> [WHAT YOU NEED TO DO] Set the listing down unchanged, minus every embedded image.

::: LISTING

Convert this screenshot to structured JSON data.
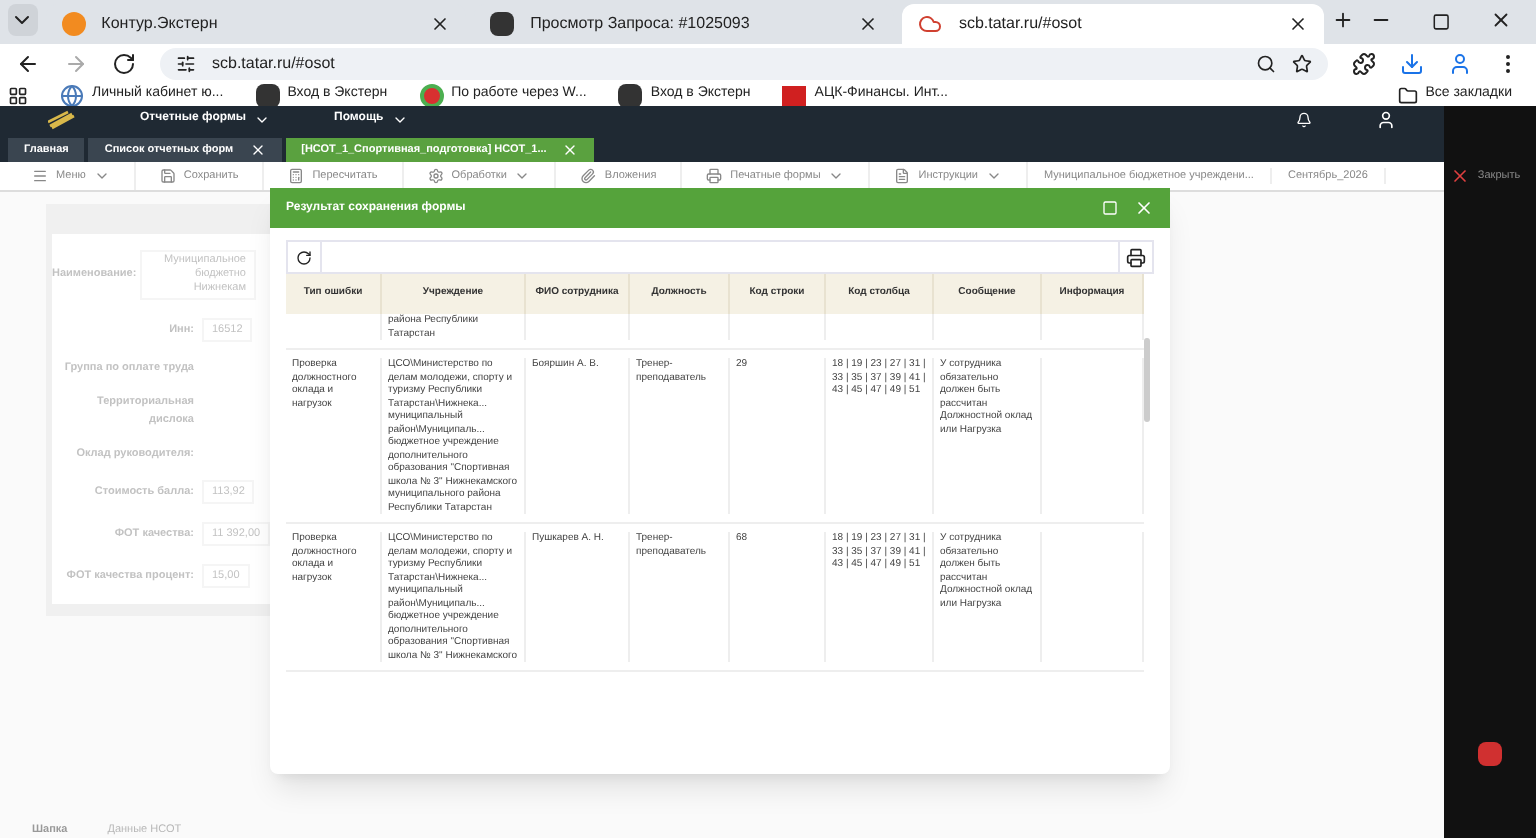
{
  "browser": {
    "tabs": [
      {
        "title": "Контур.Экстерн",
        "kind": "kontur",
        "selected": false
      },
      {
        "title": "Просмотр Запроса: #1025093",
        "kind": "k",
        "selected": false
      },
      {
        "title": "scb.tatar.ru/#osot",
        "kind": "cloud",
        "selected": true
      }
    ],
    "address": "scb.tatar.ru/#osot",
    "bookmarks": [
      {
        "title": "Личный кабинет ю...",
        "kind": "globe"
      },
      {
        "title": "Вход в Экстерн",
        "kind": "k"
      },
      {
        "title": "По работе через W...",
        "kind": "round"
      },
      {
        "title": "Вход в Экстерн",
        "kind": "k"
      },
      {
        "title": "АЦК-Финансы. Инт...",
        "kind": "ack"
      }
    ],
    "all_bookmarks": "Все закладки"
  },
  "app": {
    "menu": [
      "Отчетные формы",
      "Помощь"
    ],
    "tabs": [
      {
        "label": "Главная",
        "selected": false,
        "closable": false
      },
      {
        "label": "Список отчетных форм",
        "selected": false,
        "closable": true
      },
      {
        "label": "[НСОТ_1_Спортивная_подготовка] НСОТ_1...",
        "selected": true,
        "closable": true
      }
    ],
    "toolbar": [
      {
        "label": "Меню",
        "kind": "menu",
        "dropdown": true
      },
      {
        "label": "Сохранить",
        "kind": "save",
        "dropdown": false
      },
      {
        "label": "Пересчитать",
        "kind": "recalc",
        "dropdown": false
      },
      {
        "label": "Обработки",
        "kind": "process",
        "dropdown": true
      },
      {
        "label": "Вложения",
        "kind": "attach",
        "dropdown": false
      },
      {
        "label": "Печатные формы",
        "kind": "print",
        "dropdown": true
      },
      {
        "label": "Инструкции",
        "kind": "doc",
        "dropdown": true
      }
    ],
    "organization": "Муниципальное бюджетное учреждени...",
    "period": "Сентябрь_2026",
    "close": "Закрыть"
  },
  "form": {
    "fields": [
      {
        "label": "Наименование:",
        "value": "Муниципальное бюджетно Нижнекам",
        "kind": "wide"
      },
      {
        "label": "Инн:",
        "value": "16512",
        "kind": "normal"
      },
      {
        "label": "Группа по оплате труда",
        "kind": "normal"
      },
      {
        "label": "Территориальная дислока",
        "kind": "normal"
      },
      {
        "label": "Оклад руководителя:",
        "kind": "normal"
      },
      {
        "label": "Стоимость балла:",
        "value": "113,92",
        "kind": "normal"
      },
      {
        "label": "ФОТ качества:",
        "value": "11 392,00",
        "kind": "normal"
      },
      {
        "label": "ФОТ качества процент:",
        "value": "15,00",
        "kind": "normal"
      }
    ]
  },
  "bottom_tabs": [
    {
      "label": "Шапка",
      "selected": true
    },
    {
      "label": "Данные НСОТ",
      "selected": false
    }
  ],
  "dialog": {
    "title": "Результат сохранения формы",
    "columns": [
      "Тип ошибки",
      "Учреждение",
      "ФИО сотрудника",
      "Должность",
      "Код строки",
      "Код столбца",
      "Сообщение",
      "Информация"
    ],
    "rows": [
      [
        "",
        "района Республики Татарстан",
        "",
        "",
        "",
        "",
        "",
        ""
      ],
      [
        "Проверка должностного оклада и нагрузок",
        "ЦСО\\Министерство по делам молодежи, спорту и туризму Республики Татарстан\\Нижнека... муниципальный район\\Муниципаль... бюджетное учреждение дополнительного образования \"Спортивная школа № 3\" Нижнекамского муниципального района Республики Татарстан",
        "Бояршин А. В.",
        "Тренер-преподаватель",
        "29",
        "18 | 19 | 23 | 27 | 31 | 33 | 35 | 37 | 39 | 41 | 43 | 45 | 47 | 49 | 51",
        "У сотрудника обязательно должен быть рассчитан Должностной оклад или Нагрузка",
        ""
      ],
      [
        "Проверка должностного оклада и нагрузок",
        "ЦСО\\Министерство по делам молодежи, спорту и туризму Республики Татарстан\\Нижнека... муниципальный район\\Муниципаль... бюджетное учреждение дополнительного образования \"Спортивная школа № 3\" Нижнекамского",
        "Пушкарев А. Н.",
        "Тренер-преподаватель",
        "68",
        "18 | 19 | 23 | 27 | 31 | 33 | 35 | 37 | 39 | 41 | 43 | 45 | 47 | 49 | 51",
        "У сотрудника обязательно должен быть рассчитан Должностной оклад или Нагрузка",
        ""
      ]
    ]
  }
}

::::::

> [REPLY]
Convert this screenshot to structured JSON data.
{
  "browser": {
    "tabs": [
      {
        "title": "Контур.Экстерн",
        "kind": "kontur",
        "selected": false
      },
      {
        "title": "Просмотр Запроса: #1025093",
        "kind": "k",
        "selected": false
      },
      {
        "title": "scb.tatar.ru/#osot",
        "kind": "cloud",
        "selected": true
      }
    ],
    "address": "scb.tatar.ru/#osot",
    "bookmarks": [
      {
        "title": "Личный кабинет ю...",
        "kind": "globe"
      },
      {
        "title": "Вход в Экстерн",
        "kind": "k"
      },
      {
        "title": "По работе через W...",
        "kind": "round"
      },
      {
        "title": "Вход в Экстерн",
        "kind": "k"
      },
      {
        "title": "АЦК-Финансы. Инт...",
        "kind": "ack"
      }
    ],
    "all_bookmarks": "Все закладки"
  },
  "app": {
    "menu": [
      "Отчетные формы",
      "Помощь"
    ],
    "tabs": [
      {
        "label": "Главная",
        "selected": false,
        "closable": false
      },
      {
        "label": "Список отчетных форм",
        "selected": false,
        "closable": true
      },
      {
        "label": "[НСОТ_1_Спортивная_подготовка] НСОТ_1...",
        "selected": true,
        "closable": true
      }
    ],
    "toolbar": [
      {
        "label": "Меню",
        "kind": "menu",
        "dropdown": true
      },
      {
        "label": "Сохранить",
        "kind": "save",
        "dropdown": false
      },
      {
        "label": "Пересчитать",
        "kind": "recalc",
        "dropdown": false
      },
      {
        "label": "Обработки",
        "kind": "process",
        "dropdown": true
      },
      {
        "label": "Вложения",
        "kind": "attach",
        "dropdown": false
      },
      {
        "label": "Печатные формы",
        "kind": "print",
        "dropdown": true
      },
      {
        "label": "Инструкции",
        "kind": "doc",
        "dropdown": true
      }
    ],
    "organization": "Муниципальное бюджетное учреждени...",
    "period": "Сентябрь_2026",
    "close": "Закрыть"
  },
  "form": {
    "fields": [
      {
        "label": "Наименование:",
        "value": "Муниципальное бюджетно Нижнекам",
        "kind": "wide"
      },
      {
        "label": "Инн:",
        "value": "16512",
        "kind": "normal"
      },
      {
        "label": "Группа по оплате труда",
        "kind": "normal"
      },
      {
        "label": "Территориальная дислока",
        "kind": "normal"
      },
      {
        "label": "Оклад руководителя:",
        "kind": "normal"
      },
      {
        "label": "Стоимость балла:",
        "value": "113,92",
        "kind": "normal"
      },
      {
        "label": "ФОТ качества:",
        "value": "11 392,00",
        "kind": "normal"
      },
      {
        "label": "ФОТ качества процент:",
        "value": "15,00",
        "kind": "normal"
      }
    ]
  },
  "bottom_tabs": [
    {
      "label": "Шапка",
      "selected": true
    },
    {
      "label": "Данные НСОТ",
      "selected": false
    }
  ],
  "dialog": {
    "title": "Результат сохранения формы",
    "columns": [
      "Тип ошибки",
      "Учреждение",
      "ФИО сотрудника",
      "Должность",
      "Код строки",
      "Код столбца",
      "Сообщение",
      "Информация"
    ],
    "rows": [
      [
        "",
        "района Республики Татарстан",
        "",
        "",
        "",
        "",
        "",
        ""
      ],
      [
        "Проверка должностного оклада и нагрузок",
        "ЦСО\\Министерство по делам молодежи, спорту и туризму Республики Татарстан\\Нижнека... муниципальный район\\Муниципаль... бюджетное учреждение дополнительного образования \"Спортивная школа № 3\" Нижнекамского муниципального района Республики Татарстан",
        "Бояршин А. В.",
        "Тренер-преподаватель",
        "29",
        "18 | 19 | 23 | 27 | 31 | 33 | 35 | 37 | 39 | 41 | 43 | 45 | 47 | 49 | 51",
        "У сотрудника обязательно должен быть рассчитан Должностной оклад или Нагрузка",
        ""
      ],
      [
        "Проверка должностного оклада и нагрузок",
        "ЦСО\\Министерство по делам молодежи, спорту и туризму Республики Татарстан\\Нижнека... муниципальный район\\Муниципаль... бюджетное учреждение дополнительного образования \"Спортивная школа № 3\" Нижнекамского",
        "Пушкарев А. Н.",
        "Тренер-преподаватель",
        "68",
        "18 | 19 | 23 | 27 | 31 | 33 | 35 | 37 | 39 | 41 | 43 | 45 | 47 | 49 | 51",
        "У сотрудника обязательно должен быть рассчитан Должностной оклад или Нагрузка",
        ""
      ]
    ]
  }
}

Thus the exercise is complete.